* _EXERCISE DATA_

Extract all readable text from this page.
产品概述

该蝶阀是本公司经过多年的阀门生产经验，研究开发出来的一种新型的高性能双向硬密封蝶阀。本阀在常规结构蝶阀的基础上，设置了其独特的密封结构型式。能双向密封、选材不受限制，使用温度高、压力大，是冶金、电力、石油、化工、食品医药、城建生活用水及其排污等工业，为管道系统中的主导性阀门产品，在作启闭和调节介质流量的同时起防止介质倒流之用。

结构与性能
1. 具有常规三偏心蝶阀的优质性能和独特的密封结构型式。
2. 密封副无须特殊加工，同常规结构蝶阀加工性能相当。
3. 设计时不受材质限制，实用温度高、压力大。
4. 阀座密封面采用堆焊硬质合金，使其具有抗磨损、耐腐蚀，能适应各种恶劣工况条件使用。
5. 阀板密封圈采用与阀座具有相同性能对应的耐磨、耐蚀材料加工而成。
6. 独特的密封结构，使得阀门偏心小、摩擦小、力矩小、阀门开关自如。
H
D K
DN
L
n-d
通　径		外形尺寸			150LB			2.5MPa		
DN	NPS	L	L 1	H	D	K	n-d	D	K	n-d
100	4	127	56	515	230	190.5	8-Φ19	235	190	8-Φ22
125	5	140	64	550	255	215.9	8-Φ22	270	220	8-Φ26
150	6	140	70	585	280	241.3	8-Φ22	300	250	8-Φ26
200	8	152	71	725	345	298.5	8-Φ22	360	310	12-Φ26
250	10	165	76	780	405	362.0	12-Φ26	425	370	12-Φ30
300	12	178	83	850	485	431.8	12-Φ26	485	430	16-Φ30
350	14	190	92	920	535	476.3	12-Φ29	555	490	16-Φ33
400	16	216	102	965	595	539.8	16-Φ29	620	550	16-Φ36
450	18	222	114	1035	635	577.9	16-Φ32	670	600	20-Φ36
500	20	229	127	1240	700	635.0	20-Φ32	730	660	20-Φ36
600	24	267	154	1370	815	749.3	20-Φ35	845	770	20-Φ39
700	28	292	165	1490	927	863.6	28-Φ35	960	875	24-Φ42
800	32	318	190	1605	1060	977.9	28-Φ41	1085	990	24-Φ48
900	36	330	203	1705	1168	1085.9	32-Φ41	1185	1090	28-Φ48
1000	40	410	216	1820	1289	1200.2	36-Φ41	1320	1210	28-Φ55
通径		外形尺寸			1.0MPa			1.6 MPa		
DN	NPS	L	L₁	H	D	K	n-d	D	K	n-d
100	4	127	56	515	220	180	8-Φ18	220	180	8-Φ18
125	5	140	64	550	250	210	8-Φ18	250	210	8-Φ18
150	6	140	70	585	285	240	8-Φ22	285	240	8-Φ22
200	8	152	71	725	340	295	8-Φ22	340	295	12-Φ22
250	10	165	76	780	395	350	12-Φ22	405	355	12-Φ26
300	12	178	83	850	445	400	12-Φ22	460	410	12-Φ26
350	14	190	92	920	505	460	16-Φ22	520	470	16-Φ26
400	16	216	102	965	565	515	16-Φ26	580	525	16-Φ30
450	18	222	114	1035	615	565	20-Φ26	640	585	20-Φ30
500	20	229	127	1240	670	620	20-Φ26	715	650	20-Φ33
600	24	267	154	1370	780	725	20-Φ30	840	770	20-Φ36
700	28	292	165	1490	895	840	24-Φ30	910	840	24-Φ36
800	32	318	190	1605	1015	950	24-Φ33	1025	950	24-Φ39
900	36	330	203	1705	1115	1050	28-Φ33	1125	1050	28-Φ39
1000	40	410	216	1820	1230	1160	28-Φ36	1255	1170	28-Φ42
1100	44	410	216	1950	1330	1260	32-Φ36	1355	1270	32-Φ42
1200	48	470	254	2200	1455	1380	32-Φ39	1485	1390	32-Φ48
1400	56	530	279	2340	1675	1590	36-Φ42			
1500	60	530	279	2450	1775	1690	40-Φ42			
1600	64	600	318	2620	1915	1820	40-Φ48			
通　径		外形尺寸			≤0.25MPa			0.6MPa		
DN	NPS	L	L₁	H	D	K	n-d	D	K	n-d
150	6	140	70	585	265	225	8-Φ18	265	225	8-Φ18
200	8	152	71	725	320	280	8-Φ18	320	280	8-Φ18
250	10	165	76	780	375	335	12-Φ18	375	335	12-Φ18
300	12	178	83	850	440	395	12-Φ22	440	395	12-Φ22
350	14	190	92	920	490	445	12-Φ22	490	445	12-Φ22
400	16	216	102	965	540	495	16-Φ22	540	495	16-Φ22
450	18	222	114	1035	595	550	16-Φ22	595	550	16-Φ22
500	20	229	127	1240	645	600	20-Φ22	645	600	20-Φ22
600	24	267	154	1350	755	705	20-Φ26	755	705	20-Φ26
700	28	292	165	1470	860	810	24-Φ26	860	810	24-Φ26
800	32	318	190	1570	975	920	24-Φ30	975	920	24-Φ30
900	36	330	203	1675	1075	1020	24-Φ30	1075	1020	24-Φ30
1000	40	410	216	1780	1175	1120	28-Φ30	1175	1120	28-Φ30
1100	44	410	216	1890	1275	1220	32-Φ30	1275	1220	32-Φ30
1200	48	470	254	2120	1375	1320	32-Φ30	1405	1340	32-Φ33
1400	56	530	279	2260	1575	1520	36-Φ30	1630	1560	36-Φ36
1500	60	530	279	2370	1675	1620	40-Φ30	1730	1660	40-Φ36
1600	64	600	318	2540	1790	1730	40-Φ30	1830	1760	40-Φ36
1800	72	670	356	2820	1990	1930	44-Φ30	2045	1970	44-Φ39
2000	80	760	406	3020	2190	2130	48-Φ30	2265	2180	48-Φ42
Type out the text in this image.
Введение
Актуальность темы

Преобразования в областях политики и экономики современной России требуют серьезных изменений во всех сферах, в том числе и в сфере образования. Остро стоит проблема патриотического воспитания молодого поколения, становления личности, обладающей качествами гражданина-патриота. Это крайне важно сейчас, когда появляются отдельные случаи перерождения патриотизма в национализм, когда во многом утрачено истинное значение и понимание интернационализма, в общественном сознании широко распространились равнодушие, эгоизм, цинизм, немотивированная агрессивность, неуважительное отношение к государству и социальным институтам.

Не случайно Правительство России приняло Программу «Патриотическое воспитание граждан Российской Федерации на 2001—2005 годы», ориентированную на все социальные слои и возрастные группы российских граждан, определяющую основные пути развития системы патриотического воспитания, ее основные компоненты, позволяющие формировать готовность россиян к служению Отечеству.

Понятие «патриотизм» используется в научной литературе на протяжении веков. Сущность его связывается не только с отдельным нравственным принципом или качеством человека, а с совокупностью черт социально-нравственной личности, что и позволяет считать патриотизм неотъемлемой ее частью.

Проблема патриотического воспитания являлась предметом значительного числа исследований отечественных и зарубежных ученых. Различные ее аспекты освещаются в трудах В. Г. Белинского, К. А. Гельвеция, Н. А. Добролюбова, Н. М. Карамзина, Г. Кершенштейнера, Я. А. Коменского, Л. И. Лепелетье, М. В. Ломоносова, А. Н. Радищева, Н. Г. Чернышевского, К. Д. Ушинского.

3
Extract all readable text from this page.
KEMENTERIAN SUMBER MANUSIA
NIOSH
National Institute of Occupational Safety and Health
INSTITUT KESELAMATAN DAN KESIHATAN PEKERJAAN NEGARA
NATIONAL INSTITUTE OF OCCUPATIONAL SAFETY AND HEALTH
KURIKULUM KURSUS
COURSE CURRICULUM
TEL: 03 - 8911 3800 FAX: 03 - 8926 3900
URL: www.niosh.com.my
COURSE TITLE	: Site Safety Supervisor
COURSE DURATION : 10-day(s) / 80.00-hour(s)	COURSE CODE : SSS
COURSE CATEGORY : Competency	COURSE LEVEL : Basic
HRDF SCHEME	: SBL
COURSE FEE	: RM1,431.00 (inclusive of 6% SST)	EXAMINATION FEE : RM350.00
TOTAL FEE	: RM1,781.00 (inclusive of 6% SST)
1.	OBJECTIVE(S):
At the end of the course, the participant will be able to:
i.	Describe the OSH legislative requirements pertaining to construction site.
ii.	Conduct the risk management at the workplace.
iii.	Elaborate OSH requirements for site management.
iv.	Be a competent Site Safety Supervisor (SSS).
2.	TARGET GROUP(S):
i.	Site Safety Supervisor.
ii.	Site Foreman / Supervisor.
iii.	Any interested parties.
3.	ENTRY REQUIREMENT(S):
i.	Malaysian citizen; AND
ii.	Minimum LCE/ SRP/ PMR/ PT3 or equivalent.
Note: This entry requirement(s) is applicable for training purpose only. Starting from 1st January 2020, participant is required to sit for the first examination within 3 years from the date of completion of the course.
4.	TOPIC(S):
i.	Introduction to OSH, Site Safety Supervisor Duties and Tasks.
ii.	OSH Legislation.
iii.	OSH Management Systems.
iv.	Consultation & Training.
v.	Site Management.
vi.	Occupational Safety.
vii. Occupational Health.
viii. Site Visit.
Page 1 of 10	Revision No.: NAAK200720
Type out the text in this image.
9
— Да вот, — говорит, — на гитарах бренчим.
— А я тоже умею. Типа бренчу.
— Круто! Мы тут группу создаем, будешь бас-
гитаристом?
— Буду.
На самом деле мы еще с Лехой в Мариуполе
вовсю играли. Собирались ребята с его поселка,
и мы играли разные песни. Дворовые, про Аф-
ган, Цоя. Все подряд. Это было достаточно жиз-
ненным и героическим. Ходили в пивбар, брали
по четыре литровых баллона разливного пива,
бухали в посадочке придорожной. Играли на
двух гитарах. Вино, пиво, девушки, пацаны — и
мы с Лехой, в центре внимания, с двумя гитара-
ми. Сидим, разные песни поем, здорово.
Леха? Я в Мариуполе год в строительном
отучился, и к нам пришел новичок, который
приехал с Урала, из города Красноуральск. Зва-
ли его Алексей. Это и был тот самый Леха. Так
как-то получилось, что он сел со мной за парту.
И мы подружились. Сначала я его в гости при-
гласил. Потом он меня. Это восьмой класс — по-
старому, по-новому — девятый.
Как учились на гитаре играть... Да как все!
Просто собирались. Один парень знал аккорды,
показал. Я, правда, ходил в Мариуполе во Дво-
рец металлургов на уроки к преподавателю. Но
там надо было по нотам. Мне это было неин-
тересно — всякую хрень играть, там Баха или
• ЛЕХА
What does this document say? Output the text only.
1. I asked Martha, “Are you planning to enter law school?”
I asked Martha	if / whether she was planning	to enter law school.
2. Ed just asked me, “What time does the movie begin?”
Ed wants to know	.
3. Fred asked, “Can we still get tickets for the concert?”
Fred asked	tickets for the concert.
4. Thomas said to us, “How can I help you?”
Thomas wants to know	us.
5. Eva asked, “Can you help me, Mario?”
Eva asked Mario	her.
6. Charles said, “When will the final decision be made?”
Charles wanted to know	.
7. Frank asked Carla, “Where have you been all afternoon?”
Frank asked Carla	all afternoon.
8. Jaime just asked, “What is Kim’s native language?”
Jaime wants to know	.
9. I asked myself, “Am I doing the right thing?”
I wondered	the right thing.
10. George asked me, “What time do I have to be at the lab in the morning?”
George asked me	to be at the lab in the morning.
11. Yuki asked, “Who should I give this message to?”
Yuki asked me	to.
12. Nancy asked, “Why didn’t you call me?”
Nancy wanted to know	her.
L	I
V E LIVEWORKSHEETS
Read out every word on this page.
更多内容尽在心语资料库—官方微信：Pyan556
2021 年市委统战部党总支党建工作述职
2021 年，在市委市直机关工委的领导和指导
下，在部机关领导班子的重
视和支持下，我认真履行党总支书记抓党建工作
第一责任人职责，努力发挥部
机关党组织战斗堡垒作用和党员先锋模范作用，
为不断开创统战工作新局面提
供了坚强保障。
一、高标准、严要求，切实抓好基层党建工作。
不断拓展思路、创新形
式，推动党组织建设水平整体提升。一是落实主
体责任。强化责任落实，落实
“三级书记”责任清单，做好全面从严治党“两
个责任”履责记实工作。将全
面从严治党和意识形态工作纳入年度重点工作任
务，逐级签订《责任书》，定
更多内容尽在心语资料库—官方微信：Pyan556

* _REQUEST_
From the material above, copy each line that includes the word "Jaime".

* _SOLUTION TO THIS PROBLEM_
8. Jaime just asked, “What is Kim’s native language?”
Jaime wants to know	.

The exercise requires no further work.